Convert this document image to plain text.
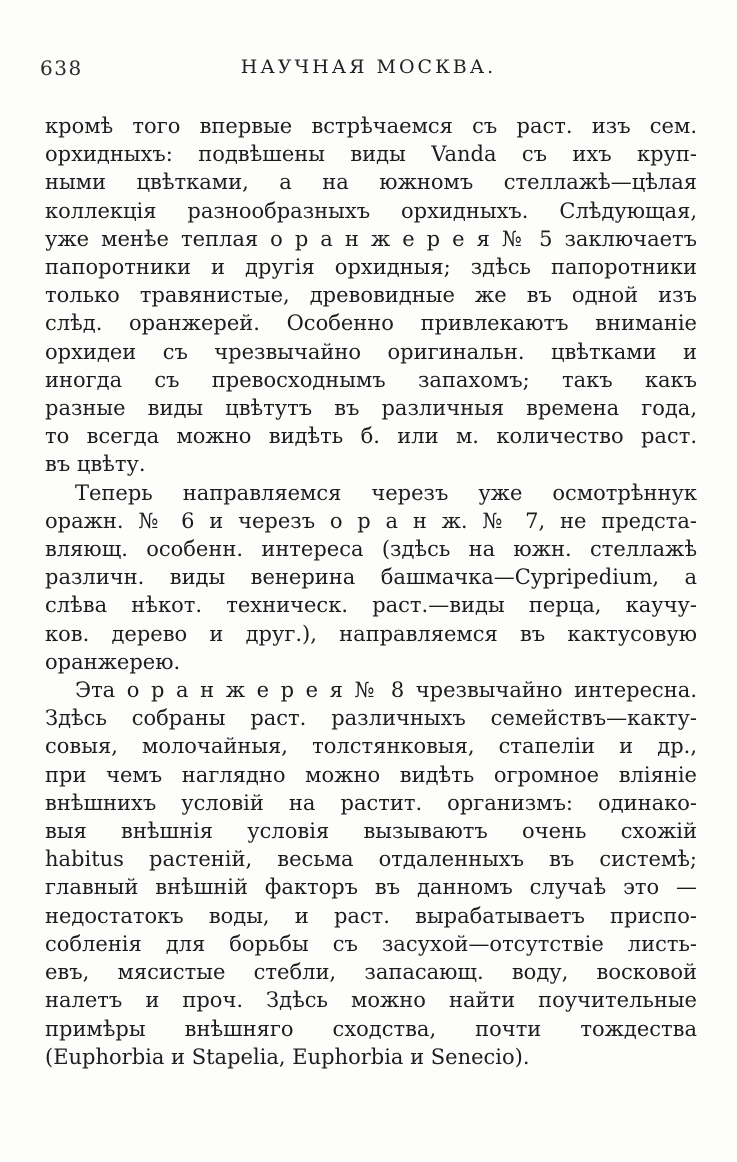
638	НАУЧНАЯ МОСКВА.
кромѣ того впервые встрѣчаемся съ раст. изъ сем.
орхидныхъ: подвѣшены виды Vanda съ ихъ круп-
ными цвѣтками, а на южномъ стеллажѣ—цѣлая
коллекція разнообразныхъ орхидныхъ. Слѣдующая,
уже менѣе теплая о р а н ж е р е я № 5 заключаетъ
папоротники и другія орхидныя; здѣсь папоротники
только травянистые, древовидные же въ одной изъ
слѣд. оранжерей. Особенно привлекаютъ вниманіе
орхидеи съ чрезвычайно оригинальн. цвѣтками и
иногда съ превосходнымъ запахомъ; такъ какъ
разные виды цвѣтутъ въ различныя времена года,
то всегда можно видѣть б. или м. количество раст.
въ цвѣту.
Теперь направляемся черезъ уже осмотрѣннук
оражн. № 6 и черезъ о р а н ж. № 7, не предста-
вляющ. особенн. интереса (здѣсь на южн. стеллажѣ
различн. виды венерина башмачка—Cypripedium, а
слѣва нѣкот. техническ. раст.—виды перца, каучу-
ков. дерево и друг.), направляемся въ кактусовую
оранжерею.
Эта о р а н ж е р е я № 8 чрезвычайно интересна.
Здѣсь собраны раст. различныхъ семействъ—какту-
совыя, молочайныя, толстянковыя, стапеліи и др.,
при чемъ наглядно можно видѣть огромное вліяніе
внѣшнихъ условій на растит. организмъ: одинако-
выя внѣшнія условія вызываютъ очень схожій
habitus растеній, весьма отдаленныхъ въ системѣ;
главный внѣшній факторъ въ данномъ случаѣ это —
недостатокъ воды, и раст. вырабатываетъ приспо-
собленія для борьбы съ засухой—отсутствіе листь-
евъ, мясистые стебли, запасающ. воду, восковой
налетъ и проч. Здѣсь можно найти поучительные
примѣры внѣшняго сходства, почти тождества
(Euphorbia и Stapelia, Euphorbia и Senecio).
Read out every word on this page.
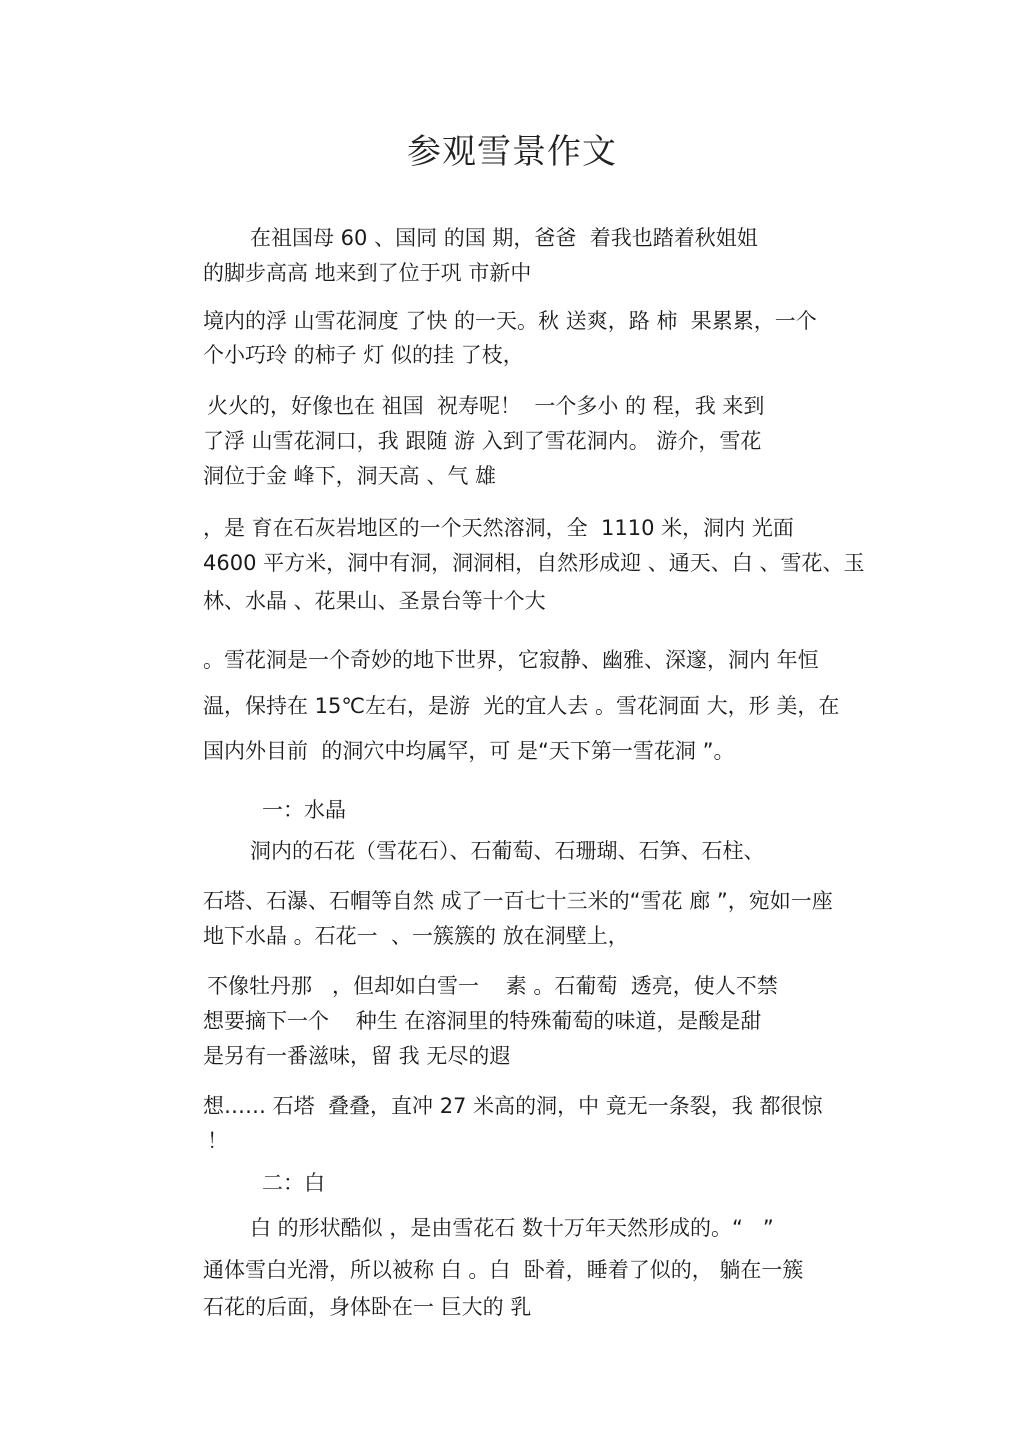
参观雪景作文
在祖国母 60 、国同 的国 期，爸爸  着我也踏着秋姐姐
的脚步高高 地来到了位于巩 市新中
境内的浮 山雪花洞度 了快 的一天。秋 送爽，路 柿  果累累，一个
个小巧玲 的柿子 灯 似的挂 了枝，
火火的，好像也在 祖国  祝寿呢！  一个多小 的 程，我 来到
了浮 山雪花洞口，我 跟随 游 入到了雪花洞内。 游介，雪花
洞位于金 峰下，洞天高 、气 雄
，是 育在石灰岩地区的一个天然溶洞，全  1110 米，洞内 光面
4600 平方米，洞中有洞，洞洞相，自然形成迎 、通天、白 、雪花、玉
林、水晶 、花果山、圣景台等十个大
。雪花洞是一个奇妙的地下世界，它寂静、幽雅、深邃，洞内 年恒
温，保持在 15℃左右，是游  光的宜人去 。雪花洞面 大，形 美，在
国内外目前  的洞穴中均属罕，可 是“天下第一雪花洞 ”。
一：水晶
洞内的石花（雪花石）、石葡萄、石珊瑚、石笋、石柱、
石塔、石瀑、石帽等自然 成了一百七十三米的“雪花 廊 ”，宛如一座
地下水晶 。石花一  、一簇簇的 放在洞壁上，
不像牡丹那   ，但却如白雪一    素 。石葡萄  透亮，使人不禁
想要摘下一个    种生 在溶洞里的特殊葡萄的味道，是酸是甜
是另有一番滋味，留 我 无尽的遐
想…… 石塔  叠叠，直冲 27 米高的洞，中 竟无一条裂，我 都很惊
！
二：白
白 的形状酷似 ，是由雪花石 数十万年天然形成的。“   ”
通体雪白光滑，所以被称 白 。白  卧着，睡着了似的， 躺在一簇
石花的后面，身体卧在一 巨大的 乳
——
» **WHAT IS NEEDED**
For each line of the listing that holds the word "можно", show that line.

» **SOLUTION BELOW**
то всегда можно видѣть б. или м. количество раст.
при чемъ наглядно можно видѣть огромное вліяніе
налетъ и проч. Здѣсь можно найти поучительные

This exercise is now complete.